§ **Tasks to carry out**:
a - From the description of the Dok-4, -5 and -6 PTB domain, list the three groups into which PTB domains are classified.
b - Repeat the passage of the description of the Dok-4, -5 and -6 PTB domain from "Feature 1:putative phosphopeptide" up to and including "tyrosine or asparagine.", word for word.

§ **Extract provided**:
*-*-*
Downstream of tyrosine kinase 4, 5, and 6 proteins phosphotyrosine-binding domain (PTBi)
The Dok family adapters are phosphorylated by different protein tyrosine kinases. Dok proteins are involved in processes such as modulation of cell differentiation and proliferation, as well as in control of the cell spreading and migration The Dok protein contains an N-terminal pleckstrin homology (PH) domain followed by a central phosphotyrosine binding (PTB) domain, which has a PH-like fold, and a proline- and tyrosine-rich C-terminal tail. The PH domain binds to acidic phospholids and localizes proteins to the plasma membrane, while the PTB domain mediates protein-protein interactions by binding to phosphotyrosine-containing motifs. The C-terminal part of Dok contains multiple tyrosine phosphorylation sites that serve as potential docking sites for Src homology 2-containing proteins such as ras GTPase-activating protein and Nck, leading to inhibition of ras signaling pathway activation and the c-Jun N-terminal kinase (JNK) and c-Jun activation, respectively. There are 7 mammalian Dok members: Dok-1 to Dok-7. Dok-1 and Dok-2 act as negative regulators of the Ras-Erk pathway downstream of many immunoreceptor-mediated signaling systems, and it is believed that recruitment of p120 rasGAP by Dok-1 and Dok-2 is critical to their negative regulation. Dok-3 is a negative regulator of the activation of JNK and mobilization of Ca2+ in B-cell receptor-mediated signaling, interacting with SHIP-1 and Grb2. Dok-4- 6 play roles in protein tyrosine kinase(PTK)-mediated signaling in neural cells and Dok-7 is the key cytoplasmic activator of MuSK (Muscle-Specific Protein Tyrosine Kinase). PTB domains have a common PH-like fold and are found in various eukaryotic signaling molecules. This domain was initially shown to binds peptides with a NPXY motif with differing requirements for phosphorylation of the tyrosine, although more recent studies have found that some types of PTB domains can bind to peptides lack tyrosine residues altogether. In contrast to SH2 domains, which recognize phosphotyrosine and adjacent carboxy-terminal residues, PTB-domain binding specificity is conferred by residues amino-terminal to the phosphotyrosine. PTB domains are classified into three groups: phosphotyrosine-dependent Shc-like, phosphotyrosine-dependent IRS-like, and phosphotyrosine-independent Dab-like PTB domains. This cd is part of the IRS-like subgroup.
Feature 1:putative phosphopeptide binding site [polypeptide binding site]
Evidence:
Comment:The SNT-1 phosphotyrosine binding (PTB) domain recognizes activated TRKs at a canonical NPXpY motif and, atypically, binds to nonphosphorylated FGFRs in a region lacking tyrosine or asparagine.
*-*-*
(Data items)
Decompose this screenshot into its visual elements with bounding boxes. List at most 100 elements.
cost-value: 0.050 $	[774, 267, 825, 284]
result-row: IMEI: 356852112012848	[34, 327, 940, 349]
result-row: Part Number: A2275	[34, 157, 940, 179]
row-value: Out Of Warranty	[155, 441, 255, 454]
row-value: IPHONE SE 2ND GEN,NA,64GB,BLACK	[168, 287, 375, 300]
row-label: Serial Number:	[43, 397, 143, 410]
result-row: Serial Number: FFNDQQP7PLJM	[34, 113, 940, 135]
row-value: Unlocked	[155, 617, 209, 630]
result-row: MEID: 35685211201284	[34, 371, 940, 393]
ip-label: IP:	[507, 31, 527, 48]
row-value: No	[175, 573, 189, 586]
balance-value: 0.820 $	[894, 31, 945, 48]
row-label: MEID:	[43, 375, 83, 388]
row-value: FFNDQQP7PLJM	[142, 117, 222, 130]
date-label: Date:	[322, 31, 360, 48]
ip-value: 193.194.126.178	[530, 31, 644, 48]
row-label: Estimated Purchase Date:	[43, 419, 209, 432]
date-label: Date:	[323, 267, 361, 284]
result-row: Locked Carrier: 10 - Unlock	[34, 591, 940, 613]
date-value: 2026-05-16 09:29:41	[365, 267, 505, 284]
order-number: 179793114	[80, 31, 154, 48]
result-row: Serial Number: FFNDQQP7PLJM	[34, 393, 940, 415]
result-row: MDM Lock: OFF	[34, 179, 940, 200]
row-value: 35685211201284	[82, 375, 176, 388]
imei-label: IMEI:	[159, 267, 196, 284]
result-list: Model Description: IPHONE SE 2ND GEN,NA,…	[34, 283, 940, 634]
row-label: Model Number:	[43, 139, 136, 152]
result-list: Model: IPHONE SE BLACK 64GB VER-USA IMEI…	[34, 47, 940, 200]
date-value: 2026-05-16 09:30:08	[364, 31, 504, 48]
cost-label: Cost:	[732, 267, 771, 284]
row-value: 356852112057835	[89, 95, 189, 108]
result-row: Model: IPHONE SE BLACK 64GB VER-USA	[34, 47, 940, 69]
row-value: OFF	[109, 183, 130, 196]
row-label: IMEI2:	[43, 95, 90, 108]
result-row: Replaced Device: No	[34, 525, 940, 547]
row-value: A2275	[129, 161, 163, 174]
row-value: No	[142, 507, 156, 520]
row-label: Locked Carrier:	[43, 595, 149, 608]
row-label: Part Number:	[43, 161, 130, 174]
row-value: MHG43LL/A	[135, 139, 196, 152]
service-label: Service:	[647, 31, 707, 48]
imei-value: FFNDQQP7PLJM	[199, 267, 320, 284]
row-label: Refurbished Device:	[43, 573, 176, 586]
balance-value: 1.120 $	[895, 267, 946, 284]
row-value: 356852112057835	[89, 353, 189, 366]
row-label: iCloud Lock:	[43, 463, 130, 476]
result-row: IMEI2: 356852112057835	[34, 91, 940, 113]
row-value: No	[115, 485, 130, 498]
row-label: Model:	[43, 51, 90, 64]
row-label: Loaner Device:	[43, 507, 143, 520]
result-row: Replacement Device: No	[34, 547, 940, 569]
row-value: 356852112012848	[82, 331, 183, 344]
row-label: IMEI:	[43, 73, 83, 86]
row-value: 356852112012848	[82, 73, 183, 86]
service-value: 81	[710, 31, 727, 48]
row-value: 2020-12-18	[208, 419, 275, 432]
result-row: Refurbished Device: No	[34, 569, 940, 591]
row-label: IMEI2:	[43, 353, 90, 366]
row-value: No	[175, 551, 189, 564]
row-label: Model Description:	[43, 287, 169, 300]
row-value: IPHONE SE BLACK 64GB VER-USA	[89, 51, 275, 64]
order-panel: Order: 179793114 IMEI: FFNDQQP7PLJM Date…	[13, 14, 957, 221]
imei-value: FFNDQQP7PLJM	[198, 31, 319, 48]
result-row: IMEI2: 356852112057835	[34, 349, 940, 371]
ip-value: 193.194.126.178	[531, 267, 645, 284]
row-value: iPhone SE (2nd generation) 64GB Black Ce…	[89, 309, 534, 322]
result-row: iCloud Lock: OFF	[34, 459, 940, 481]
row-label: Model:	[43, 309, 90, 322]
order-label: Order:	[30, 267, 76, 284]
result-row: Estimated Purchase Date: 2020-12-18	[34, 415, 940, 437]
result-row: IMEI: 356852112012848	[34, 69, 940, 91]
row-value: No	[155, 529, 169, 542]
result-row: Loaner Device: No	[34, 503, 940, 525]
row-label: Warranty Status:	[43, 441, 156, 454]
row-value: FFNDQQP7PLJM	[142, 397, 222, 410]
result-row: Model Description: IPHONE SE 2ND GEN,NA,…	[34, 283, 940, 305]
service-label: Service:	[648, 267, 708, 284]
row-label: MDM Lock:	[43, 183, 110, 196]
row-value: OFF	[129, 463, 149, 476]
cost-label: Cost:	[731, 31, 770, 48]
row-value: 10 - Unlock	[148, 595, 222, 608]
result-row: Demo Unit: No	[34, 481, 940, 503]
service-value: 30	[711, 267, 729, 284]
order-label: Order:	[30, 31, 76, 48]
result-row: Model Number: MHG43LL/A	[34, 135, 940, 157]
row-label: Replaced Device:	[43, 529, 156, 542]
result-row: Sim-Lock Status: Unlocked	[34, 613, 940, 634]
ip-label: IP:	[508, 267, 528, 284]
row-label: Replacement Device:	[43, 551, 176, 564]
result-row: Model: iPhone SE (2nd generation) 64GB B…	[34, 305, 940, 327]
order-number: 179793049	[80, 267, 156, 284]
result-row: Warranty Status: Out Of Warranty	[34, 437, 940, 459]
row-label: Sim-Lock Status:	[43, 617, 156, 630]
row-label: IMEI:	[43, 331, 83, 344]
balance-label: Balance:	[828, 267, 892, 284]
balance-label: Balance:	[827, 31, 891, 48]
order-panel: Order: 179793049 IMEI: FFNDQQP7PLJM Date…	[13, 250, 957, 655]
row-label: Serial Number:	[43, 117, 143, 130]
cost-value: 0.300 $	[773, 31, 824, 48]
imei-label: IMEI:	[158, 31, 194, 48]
*-*-*
§ **Exercise solutions**:
a -
- phosphotyrosine-dependent Shc-like PTB domains
- phosphotyrosine-dependent IRS-like PTB domains
- phosphotyrosine-independent Dab-like PTB domains

b -
Feature 1:putative phosphopeptide binding site [polypeptide binding site]
Evidence:
Comment:The SNT-1 phosphotyrosine binding (PTB) domain recognizes activated TRKs at a canonical NPXpY motif and, atypically, binds to nonphosphorylated FGFRs in a region lacking tyrosine or asparagine.